## WHAT IS BEING ASKED
Search the data for the string "مساعد" and gather each line it is in.

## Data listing

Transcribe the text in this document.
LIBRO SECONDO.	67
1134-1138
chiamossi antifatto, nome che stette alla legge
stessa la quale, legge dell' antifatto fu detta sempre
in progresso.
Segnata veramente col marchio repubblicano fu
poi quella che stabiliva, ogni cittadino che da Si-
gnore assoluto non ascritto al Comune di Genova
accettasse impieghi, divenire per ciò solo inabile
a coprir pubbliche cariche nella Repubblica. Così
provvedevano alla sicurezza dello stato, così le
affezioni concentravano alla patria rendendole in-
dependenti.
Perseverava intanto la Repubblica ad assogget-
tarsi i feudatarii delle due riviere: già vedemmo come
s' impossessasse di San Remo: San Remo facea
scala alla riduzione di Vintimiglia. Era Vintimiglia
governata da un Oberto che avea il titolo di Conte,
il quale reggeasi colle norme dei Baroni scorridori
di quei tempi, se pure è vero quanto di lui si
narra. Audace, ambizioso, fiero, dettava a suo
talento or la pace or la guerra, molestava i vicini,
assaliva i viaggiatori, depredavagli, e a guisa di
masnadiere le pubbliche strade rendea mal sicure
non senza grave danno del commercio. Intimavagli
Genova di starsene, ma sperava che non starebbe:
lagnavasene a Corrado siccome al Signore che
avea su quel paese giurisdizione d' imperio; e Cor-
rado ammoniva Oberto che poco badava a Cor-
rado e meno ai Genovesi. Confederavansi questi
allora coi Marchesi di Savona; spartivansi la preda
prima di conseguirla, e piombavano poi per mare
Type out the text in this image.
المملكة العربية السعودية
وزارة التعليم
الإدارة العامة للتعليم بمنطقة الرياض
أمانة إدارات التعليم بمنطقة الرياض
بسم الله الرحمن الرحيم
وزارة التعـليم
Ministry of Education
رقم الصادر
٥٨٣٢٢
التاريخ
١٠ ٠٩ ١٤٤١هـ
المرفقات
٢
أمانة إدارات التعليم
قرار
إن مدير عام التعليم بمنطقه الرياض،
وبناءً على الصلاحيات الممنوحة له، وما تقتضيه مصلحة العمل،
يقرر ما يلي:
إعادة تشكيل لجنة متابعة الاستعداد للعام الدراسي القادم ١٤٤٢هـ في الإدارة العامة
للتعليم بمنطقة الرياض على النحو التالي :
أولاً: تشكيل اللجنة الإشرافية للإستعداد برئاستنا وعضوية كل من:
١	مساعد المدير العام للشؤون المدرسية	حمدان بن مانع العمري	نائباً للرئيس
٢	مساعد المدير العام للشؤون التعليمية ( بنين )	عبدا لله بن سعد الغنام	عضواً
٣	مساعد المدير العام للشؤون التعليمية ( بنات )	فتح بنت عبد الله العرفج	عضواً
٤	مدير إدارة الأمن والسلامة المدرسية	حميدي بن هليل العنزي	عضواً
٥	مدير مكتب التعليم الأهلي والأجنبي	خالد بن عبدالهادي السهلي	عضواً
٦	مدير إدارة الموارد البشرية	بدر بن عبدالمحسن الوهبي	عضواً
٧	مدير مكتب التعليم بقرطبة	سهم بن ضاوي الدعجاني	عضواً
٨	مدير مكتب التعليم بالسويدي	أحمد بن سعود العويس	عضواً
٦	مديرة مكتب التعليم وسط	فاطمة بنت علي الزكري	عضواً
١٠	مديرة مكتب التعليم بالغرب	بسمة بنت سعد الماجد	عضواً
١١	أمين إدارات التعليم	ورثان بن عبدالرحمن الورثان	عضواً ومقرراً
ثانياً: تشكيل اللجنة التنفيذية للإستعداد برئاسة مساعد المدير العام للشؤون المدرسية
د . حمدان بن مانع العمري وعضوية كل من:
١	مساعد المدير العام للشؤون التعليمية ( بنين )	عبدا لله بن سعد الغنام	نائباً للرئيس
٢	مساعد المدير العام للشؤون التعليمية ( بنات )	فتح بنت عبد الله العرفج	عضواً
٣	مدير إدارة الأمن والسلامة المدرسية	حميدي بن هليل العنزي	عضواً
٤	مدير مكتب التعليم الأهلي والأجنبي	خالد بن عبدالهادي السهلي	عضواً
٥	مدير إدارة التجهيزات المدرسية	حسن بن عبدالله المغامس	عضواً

## THE SOLUTION
١	مساعد المدير العام للشؤون المدرسية	حمدان بن مانع العمري	نائباً للرئيس
٢	مساعد المدير العام للشؤون التعليمية ( بنين )	عبدا لله بن سعد الغنام	عضواً
٣	مساعد المدير العام للشؤون التعليمية ( بنات )	فتح بنت عبد الله العرفج	عضواً
ثانياً: تشكيل اللجنة التنفيذية للإستعداد برئاسة مساعد المدير العام للشؤون المدرسية
١	مساعد المدير العام للشؤون التعليمية ( بنين )	عبدا لله بن سعد الغنام	نائباً للرئيس
٢	مساعد المدير العام للشؤون التعليمية ( بنات )	فتح بنت عبد الله العرفج	عضواً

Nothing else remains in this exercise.